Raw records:
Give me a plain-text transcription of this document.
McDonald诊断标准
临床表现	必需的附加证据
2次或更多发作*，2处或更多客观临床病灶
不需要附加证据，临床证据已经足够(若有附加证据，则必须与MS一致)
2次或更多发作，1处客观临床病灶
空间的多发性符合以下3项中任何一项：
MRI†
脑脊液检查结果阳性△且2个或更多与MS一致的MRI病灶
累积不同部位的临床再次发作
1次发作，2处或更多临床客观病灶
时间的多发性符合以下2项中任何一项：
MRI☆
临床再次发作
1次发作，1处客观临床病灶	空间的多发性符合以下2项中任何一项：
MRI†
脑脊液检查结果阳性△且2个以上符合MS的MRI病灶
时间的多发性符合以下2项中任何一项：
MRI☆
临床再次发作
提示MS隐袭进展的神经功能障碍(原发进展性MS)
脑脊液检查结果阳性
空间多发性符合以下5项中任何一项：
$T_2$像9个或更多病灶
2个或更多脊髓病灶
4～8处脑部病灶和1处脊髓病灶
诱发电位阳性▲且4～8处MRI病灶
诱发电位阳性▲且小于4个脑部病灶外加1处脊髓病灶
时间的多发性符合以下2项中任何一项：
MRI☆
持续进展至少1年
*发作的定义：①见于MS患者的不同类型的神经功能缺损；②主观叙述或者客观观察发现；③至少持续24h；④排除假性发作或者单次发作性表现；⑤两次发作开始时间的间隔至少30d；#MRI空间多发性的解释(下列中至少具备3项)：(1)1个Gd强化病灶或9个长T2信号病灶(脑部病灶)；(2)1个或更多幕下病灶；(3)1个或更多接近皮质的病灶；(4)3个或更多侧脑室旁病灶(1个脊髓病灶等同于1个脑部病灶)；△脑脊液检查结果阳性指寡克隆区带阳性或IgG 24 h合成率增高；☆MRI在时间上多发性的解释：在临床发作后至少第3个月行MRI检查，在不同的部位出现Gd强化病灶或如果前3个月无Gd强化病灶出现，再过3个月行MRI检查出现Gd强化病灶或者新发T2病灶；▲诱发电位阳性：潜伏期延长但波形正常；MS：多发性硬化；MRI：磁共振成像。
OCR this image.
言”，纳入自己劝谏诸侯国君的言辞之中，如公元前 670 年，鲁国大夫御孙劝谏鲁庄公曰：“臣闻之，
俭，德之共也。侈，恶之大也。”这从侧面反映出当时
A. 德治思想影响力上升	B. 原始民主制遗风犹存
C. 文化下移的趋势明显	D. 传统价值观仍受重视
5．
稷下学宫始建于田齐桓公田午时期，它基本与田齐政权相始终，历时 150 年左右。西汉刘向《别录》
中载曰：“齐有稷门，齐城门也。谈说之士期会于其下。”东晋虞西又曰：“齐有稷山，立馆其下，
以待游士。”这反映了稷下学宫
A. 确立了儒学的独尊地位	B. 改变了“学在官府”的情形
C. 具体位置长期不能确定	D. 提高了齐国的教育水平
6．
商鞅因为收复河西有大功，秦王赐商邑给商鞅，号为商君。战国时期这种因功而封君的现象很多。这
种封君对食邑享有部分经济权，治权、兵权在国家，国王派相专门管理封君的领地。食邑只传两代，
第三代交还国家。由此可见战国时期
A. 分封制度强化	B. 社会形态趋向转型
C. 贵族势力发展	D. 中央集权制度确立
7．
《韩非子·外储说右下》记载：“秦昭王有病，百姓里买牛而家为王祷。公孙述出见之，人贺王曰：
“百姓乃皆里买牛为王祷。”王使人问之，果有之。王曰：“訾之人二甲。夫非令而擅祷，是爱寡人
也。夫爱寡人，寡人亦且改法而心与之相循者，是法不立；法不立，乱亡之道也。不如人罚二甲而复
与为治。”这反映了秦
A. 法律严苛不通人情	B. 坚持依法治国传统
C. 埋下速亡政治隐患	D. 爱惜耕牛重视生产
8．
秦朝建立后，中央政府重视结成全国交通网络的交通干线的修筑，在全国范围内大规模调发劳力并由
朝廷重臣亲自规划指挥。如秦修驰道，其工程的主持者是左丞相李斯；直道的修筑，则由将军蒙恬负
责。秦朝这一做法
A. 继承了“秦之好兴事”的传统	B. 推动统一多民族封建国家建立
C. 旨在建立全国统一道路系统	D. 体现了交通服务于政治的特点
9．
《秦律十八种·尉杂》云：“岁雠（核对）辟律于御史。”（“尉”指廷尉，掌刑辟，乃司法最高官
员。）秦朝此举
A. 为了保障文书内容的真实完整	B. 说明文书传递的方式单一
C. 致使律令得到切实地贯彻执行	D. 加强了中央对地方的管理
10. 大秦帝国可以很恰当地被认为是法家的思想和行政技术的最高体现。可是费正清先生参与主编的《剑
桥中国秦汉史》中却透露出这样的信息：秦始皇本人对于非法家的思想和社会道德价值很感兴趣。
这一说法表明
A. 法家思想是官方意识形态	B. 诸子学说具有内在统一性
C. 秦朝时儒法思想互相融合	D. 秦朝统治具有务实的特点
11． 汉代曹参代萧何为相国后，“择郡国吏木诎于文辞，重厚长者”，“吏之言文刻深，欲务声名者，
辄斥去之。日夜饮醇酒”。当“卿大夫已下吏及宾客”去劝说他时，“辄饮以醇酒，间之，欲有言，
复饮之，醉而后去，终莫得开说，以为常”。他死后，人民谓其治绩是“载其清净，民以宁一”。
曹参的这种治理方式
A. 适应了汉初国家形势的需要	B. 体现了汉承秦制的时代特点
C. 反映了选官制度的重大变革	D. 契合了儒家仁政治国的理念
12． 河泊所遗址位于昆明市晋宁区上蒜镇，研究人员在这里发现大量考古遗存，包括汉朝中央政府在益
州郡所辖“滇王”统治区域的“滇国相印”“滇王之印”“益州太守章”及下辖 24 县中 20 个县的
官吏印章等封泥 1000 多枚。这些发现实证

● GIVEN PROBLEM
Above are some records. Print them all exactly.

● SOLUTION FOR THIS PROBLEM
Give me a plain-text transcription of this document.
McDonald诊断标准
临床表现	必需的附加证据
2次或更多发作*，2处或更多客观临床病灶
不需要附加证据，临床证据已经足够(若有附加证据，则必须与MS一致)
2次或更多发作，1处客观临床病灶
空间的多发性符合以下3项中任何一项：
MRI†
脑脊液检查结果阳性△且2个或更多与MS一致的MRI病灶
累积不同部位的临床再次发作
1次发作，2处或更多临床客观病灶
时间的多发性符合以下2项中任何一项：
MRI☆
临床再次发作
1次发作，1处客观临床病灶	空间的多发性符合以下2项中任何一项：
MRI†
脑脊液检查结果阳性△且2个以上符合MS的MRI病灶
时间的多发性符合以下2项中任何一项：
MRI☆
临床再次发作
提示MS隐袭进展的神经功能障碍(原发进展性MS)
脑脊液检查结果阳性
空间多发性符合以下5项中任何一项：
$T_2$像9个或更多病灶
2个或更多脊髓病灶
4～8处脑部病灶和1处脊髓病灶
诱发电位阳性▲且4～8处MRI病灶
诱发电位阳性▲且小于4个脑部病灶外加1处脊髓病灶
时间的多发性符合以下2项中任何一项：
MRI☆
持续进展至少1年
*发作的定义：①见于MS患者的不同类型的神经功能缺损；②主观叙述或者客观观察发现；③至少持续24h；④排除假性发作或者单次发作性表现；⑤两次发作开始时间的间隔至少30d；#MRI空间多发性的解释(下列中至少具备3项)：(1)1个Gd强化病灶或9个长T2信号病灶(脑部病灶)；(2)1个或更多幕下病灶；(3)1个或更多接近皮质的病灶；(4)3个或更多侧脑室旁病灶(1个脊髓病灶等同于1个脑部病灶)；△脑脊液检查结果阳性指寡克隆区带阳性或IgG 24 h合成率增高；☆MRI在时间上多发性的解释：在临床发作后至少第3个月行MRI检查，在不同的部位出现Gd强化病灶或如果前3个月无Gd强化病灶出现，再过3个月行MRI检查出现Gd强化病灶或者新发T2病灶；▲诱发电位阳性：潜伏期延长但波形正常；MS：多发性硬化；MRI：磁共振成像。
OCR this image.
言”，纳入自己劝谏诸侯国君的言辞之中，如公元前 670 年，鲁国大夫御孙劝谏鲁庄公曰：“臣闻之，
俭，德之共也。侈，恶之大也。”这从侧面反映出当时
A. 德治思想影响力上升	B. 原始民主制遗风犹存
C. 文化下移的趋势明显	D. 传统价值观仍受重视
5．
稷下学宫始建于田齐桓公田午时期，它基本与田齐政权相始终，历时 150 年左右。西汉刘向《别录》
中载曰：“齐有稷门，齐城门也。谈说之士期会于其下。”东晋虞西又曰：“齐有稷山，立馆其下，
以待游士。”这反映了稷下学宫
A. 确立了儒学的独尊地位	B. 改变了“学在官府”的情形
C. 具体位置长期不能确定	D. 提高了齐国的教育水平
6．
商鞅因为收复河西有大功，秦王赐商邑给商鞅，号为商君。战国时期这种因功而封君的现象很多。这
种封君对食邑享有部分经济权，治权、兵权在国家，国王派相专门管理封君的领地。食邑只传两代，
第三代交还国家。由此可见战国时期
A. 分封制度强化	B. 社会形态趋向转型
C. 贵族势力发展	D. 中央集权制度确立
7．
《韩非子·外储说右下》记载：“秦昭王有病，百姓里买牛而家为王祷。公孙述出见之，人贺王曰：
“百姓乃皆里买牛为王祷。”王使人问之，果有之。王曰：“訾之人二甲。夫非令而擅祷，是爱寡人
也。夫爱寡人，寡人亦且改法而心与之相循者，是法不立；法不立，乱亡之道也。不如人罚二甲而复
与为治。”这反映了秦
A. 法律严苛不通人情	B. 坚持依法治国传统
C. 埋下速亡政治隐患	D. 爱惜耕牛重视生产
8．
秦朝建立后，中央政府重视结成全国交通网络的交通干线的修筑，在全国范围内大规模调发劳力并由
朝廷重臣亲自规划指挥。如秦修驰道，其工程的主持者是左丞相李斯；直道的修筑，则由将军蒙恬负
责。秦朝这一做法
A. 继承了“秦之好兴事”的传统	B. 推动统一多民族封建国家建立
C. 旨在建立全国统一道路系统	D. 体现了交通服务于政治的特点
9．
《秦律十八种·尉杂》云：“岁雠（核对）辟律于御史。”（“尉”指廷尉，掌刑辟，乃司法最高官
员。）秦朝此举
A. 为了保障文书内容的真实完整	B. 说明文书传递的方式单一
C. 致使律令得到切实地贯彻执行	D. 加强了中央对地方的管理
10. 大秦帝国可以很恰当地被认为是法家的思想和行政技术的最高体现。可是费正清先生参与主编的《剑
桥中国秦汉史》中却透露出这样的信息：秦始皇本人对于非法家的思想和社会道德价值很感兴趣。
这一说法表明
A. 法家思想是官方意识形态	B. 诸子学说具有内在统一性
C. 秦朝时儒法思想互相融合	D. 秦朝统治具有务实的特点
11． 汉代曹参代萧何为相国后，“择郡国吏木诎于文辞，重厚长者”，“吏之言文刻深，欲务声名者，
辄斥去之。日夜饮醇酒”。当“卿大夫已下吏及宾客”去劝说他时，“辄饮以醇酒，间之，欲有言，
复饮之，醉而后去，终莫得开说，以为常”。他死后，人民谓其治绩是“载其清净，民以宁一”。
曹参的这种治理方式
A. 适应了汉初国家形势的需要	B. 体现了汉承秦制的时代特点
C. 反映了选官制度的重大变革	D. 契合了儒家仁政治国的理念
12． 河泊所遗址位于昆明市晋宁区上蒜镇，研究人员在这里发现大量考古遗存，包括汉朝中央政府在益
州郡所辖“滇王”统治区域的“滇国相印”“滇王之印”“益州太守章”及下辖 24 县中 20 个县的
官吏印章等封泥 1000 多枚。这些发现实证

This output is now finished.